▶ Objective:
Copy the rows below word for word, beginning with the first row and continuing through the row that contains "502, 944, 519]".

▶ Records provided:
= = = = = = =

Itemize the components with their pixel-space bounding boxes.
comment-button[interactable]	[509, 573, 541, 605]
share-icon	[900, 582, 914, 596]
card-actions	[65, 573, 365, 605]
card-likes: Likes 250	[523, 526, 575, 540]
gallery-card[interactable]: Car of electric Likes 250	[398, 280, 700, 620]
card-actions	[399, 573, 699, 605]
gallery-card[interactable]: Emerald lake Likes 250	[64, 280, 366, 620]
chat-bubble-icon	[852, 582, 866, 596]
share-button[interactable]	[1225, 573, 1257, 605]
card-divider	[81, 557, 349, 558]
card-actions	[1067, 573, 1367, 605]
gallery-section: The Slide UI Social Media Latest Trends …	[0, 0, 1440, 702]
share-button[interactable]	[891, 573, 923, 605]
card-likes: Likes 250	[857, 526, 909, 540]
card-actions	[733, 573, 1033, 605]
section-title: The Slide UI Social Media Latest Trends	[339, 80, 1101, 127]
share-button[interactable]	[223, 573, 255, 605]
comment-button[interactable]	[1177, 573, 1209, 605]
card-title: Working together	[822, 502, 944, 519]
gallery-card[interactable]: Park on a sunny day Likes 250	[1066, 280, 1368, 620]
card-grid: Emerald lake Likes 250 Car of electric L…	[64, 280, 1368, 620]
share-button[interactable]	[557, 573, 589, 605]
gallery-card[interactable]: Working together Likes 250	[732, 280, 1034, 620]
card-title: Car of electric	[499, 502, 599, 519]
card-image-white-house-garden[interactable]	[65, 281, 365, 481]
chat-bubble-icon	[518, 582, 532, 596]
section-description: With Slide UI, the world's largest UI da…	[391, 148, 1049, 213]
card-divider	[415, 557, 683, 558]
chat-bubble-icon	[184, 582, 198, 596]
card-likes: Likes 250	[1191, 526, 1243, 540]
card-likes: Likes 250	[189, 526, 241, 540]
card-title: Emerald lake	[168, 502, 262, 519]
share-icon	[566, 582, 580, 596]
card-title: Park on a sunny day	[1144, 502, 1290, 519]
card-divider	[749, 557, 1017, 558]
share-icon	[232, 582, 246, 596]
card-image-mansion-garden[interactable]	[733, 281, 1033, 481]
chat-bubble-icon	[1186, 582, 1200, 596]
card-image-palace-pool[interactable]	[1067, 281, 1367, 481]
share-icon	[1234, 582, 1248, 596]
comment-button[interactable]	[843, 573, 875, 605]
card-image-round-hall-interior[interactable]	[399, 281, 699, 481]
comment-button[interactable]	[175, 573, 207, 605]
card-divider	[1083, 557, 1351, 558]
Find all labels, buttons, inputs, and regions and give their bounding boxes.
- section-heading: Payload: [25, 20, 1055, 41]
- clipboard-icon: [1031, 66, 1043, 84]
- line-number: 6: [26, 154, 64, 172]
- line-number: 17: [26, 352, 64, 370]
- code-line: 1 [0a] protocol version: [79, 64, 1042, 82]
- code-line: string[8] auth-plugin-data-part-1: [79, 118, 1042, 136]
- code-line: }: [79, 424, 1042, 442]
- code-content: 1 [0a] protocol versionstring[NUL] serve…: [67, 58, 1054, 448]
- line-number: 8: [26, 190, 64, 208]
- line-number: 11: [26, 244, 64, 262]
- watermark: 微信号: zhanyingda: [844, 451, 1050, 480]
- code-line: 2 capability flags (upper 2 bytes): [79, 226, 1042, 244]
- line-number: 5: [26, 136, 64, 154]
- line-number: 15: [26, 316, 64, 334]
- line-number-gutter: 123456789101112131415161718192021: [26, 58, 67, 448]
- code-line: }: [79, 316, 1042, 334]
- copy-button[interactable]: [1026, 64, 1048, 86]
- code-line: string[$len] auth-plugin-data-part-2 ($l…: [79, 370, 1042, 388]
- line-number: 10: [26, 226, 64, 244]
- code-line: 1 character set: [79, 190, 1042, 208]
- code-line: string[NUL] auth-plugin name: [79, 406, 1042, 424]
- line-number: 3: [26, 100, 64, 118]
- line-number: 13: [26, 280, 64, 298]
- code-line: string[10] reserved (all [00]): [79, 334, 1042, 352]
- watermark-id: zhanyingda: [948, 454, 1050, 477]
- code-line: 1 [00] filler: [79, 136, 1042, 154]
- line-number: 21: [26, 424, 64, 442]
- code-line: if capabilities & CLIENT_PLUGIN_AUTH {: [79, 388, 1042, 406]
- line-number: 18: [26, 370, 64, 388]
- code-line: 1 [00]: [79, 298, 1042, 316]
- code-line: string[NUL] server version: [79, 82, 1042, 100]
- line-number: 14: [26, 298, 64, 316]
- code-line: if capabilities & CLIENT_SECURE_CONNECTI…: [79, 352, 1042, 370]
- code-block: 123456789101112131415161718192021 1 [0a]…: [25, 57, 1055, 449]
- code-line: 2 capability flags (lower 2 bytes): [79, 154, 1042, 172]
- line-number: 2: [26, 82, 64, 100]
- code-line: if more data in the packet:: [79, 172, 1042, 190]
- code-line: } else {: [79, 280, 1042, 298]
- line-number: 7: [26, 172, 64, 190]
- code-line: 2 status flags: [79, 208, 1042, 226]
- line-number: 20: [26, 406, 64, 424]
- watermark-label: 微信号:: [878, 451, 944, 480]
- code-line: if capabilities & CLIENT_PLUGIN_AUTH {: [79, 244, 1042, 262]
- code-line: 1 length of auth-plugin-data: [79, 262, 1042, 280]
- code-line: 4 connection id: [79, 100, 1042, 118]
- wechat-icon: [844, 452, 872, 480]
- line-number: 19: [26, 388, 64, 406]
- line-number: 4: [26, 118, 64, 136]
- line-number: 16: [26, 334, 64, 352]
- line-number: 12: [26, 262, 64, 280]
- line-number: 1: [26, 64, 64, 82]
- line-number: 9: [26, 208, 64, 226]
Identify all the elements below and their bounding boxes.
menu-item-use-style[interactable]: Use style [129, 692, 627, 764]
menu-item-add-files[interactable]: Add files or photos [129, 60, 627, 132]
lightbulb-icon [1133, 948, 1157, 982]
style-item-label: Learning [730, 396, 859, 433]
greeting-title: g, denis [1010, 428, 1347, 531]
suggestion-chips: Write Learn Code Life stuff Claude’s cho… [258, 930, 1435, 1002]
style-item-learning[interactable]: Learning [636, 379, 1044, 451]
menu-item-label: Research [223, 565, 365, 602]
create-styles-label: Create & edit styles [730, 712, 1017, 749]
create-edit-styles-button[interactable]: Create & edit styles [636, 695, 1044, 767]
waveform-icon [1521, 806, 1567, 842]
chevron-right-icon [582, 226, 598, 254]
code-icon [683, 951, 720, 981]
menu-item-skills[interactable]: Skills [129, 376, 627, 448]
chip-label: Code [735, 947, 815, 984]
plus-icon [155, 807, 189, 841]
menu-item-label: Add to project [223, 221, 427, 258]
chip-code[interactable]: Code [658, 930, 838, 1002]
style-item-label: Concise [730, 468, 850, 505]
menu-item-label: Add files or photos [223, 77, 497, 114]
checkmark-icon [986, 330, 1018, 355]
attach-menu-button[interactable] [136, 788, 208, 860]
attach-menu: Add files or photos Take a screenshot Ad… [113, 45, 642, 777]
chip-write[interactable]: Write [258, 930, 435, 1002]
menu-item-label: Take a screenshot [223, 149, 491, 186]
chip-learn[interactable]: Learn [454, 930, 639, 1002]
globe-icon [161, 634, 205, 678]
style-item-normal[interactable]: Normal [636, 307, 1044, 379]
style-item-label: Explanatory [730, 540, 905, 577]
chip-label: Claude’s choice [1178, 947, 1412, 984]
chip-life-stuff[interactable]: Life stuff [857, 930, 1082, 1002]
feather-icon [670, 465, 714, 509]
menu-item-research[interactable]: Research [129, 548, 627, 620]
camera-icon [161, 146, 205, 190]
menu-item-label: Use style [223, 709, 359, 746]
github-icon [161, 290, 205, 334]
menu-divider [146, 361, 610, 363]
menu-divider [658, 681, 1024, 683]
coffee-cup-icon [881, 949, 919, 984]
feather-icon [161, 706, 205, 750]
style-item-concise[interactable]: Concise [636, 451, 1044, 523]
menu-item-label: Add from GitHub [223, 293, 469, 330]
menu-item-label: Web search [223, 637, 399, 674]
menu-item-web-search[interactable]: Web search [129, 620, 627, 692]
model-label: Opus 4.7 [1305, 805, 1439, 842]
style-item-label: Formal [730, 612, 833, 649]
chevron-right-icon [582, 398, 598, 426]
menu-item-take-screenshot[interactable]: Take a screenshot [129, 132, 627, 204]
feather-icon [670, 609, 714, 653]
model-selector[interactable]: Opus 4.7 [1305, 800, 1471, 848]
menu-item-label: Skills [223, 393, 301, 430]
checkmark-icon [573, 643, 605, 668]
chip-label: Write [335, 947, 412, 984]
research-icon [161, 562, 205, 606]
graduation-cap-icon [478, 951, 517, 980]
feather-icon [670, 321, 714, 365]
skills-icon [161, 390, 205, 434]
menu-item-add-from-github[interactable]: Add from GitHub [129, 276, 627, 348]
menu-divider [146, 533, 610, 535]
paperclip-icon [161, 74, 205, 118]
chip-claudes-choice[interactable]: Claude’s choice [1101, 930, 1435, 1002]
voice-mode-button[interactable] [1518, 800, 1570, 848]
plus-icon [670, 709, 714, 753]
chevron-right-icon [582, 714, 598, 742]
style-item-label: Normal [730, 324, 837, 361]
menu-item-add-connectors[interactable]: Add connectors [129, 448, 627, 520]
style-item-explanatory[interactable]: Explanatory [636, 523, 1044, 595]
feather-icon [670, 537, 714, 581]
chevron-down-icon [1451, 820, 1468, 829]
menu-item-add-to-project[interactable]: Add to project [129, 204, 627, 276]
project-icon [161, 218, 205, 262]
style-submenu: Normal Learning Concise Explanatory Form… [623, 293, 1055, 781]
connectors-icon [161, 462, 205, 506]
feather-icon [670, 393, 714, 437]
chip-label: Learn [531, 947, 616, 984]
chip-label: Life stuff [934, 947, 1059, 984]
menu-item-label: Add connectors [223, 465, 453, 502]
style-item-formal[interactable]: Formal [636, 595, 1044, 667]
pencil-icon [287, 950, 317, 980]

= = = = = = =

▶ Answer to the exercise:
Itemize the components with their pixel-space bounding boxes.
comment-button[interactable]	[509, 573, 541, 605]
share-icon	[900, 582, 914, 596]
card-actions	[65, 573, 365, 605]
card-likes: Likes 250	[523, 526, 575, 540]
gallery-card[interactable]: Car of electric Likes 250	[398, 280, 700, 620]
card-actions	[399, 573, 699, 605]
gallery-card[interactable]: Emerald lake Likes 250	[64, 280, 366, 620]
chat-bubble-icon	[852, 582, 866, 596]
share-button[interactable]	[1225, 573, 1257, 605]
card-divider	[81, 557, 349, 558]
card-actions	[1067, 573, 1367, 605]
gallery-section: The Slide UI Social Media Latest Trends …	[0, 0, 1440, 702]
share-button[interactable]	[891, 573, 923, 605]
card-likes: Likes 250	[857, 526, 909, 540]
card-actions	[733, 573, 1033, 605]
section-title: The Slide UI Social Media Latest Trends	[339, 80, 1101, 127]
share-button[interactable]	[223, 573, 255, 605]
comment-button[interactable]	[1177, 573, 1209, 605]
card-title: Working together	[822, 502, 944, 519]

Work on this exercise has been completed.